TASK DATA:

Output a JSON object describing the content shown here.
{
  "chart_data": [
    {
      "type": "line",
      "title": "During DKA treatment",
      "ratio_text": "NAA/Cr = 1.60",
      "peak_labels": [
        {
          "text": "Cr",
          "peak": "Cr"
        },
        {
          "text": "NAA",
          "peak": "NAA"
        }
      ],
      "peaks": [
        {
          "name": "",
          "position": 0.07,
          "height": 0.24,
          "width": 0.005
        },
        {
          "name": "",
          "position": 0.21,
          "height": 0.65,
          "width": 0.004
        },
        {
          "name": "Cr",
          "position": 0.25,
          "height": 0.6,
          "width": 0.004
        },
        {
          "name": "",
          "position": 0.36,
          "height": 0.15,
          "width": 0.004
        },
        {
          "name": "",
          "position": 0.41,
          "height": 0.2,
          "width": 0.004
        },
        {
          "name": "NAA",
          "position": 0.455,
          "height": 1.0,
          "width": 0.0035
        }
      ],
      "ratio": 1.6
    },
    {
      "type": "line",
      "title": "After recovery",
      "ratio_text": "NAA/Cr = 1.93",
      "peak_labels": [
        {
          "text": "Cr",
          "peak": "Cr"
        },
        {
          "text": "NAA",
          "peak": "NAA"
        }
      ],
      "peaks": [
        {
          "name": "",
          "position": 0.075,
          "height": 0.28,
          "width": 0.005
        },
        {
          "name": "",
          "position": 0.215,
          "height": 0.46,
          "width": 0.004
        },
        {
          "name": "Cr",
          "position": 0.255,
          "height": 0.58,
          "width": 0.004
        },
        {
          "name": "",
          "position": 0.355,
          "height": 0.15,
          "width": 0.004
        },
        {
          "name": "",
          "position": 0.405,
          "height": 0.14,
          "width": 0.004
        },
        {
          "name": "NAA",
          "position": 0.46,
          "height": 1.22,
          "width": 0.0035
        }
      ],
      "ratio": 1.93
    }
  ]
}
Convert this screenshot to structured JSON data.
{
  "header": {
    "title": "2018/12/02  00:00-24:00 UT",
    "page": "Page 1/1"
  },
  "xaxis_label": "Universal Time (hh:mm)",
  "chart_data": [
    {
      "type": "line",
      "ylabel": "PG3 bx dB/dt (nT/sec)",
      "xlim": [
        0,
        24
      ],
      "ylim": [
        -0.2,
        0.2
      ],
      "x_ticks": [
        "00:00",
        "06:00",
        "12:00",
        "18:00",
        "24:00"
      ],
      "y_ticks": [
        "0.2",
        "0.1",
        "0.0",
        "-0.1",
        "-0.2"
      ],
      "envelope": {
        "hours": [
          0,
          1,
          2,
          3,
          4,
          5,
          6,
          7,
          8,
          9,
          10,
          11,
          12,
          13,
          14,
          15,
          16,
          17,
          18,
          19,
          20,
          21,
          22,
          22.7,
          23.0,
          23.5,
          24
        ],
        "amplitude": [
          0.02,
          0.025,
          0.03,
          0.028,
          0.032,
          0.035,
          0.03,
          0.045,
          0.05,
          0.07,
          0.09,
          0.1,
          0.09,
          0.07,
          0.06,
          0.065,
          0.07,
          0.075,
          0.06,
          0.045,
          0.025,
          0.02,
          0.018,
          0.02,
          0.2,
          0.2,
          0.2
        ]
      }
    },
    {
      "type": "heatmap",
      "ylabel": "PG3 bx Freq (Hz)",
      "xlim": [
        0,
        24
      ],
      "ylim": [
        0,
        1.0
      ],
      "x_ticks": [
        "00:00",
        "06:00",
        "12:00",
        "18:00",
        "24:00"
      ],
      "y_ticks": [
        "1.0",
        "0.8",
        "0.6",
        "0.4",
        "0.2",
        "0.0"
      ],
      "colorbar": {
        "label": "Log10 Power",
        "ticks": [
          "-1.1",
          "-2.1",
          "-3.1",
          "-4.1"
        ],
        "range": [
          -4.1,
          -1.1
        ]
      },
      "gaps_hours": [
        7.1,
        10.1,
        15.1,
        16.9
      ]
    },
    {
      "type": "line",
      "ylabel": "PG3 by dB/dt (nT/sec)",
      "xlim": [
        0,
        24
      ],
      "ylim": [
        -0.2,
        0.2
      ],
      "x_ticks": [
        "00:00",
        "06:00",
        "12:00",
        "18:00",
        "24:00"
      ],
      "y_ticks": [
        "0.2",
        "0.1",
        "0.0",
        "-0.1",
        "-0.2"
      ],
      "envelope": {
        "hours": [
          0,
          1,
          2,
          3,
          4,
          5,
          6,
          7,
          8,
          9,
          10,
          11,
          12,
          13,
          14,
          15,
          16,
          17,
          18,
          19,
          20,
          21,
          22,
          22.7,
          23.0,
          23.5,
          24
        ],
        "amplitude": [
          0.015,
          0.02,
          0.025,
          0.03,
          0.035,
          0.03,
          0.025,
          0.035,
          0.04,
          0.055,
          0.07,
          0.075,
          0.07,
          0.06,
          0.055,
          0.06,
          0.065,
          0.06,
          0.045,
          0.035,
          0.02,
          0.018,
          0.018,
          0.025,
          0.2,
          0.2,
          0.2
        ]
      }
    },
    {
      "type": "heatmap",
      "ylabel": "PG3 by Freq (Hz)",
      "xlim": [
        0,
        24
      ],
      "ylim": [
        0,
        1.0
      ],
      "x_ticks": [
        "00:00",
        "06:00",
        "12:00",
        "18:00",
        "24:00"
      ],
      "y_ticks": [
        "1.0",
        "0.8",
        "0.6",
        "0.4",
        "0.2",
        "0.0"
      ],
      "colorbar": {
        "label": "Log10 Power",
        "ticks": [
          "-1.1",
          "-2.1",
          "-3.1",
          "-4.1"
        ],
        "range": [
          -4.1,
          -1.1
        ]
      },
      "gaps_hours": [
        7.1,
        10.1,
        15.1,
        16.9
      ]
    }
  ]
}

WHAT TO DO: Scan the records above for the string "Freq", then report every line that contains it.

RESPONSE TO THIS TASK:
      "ylabel": "PG3 bx Freq (Hz)",
      "ylabel": "PG3 by Freq (Hz)",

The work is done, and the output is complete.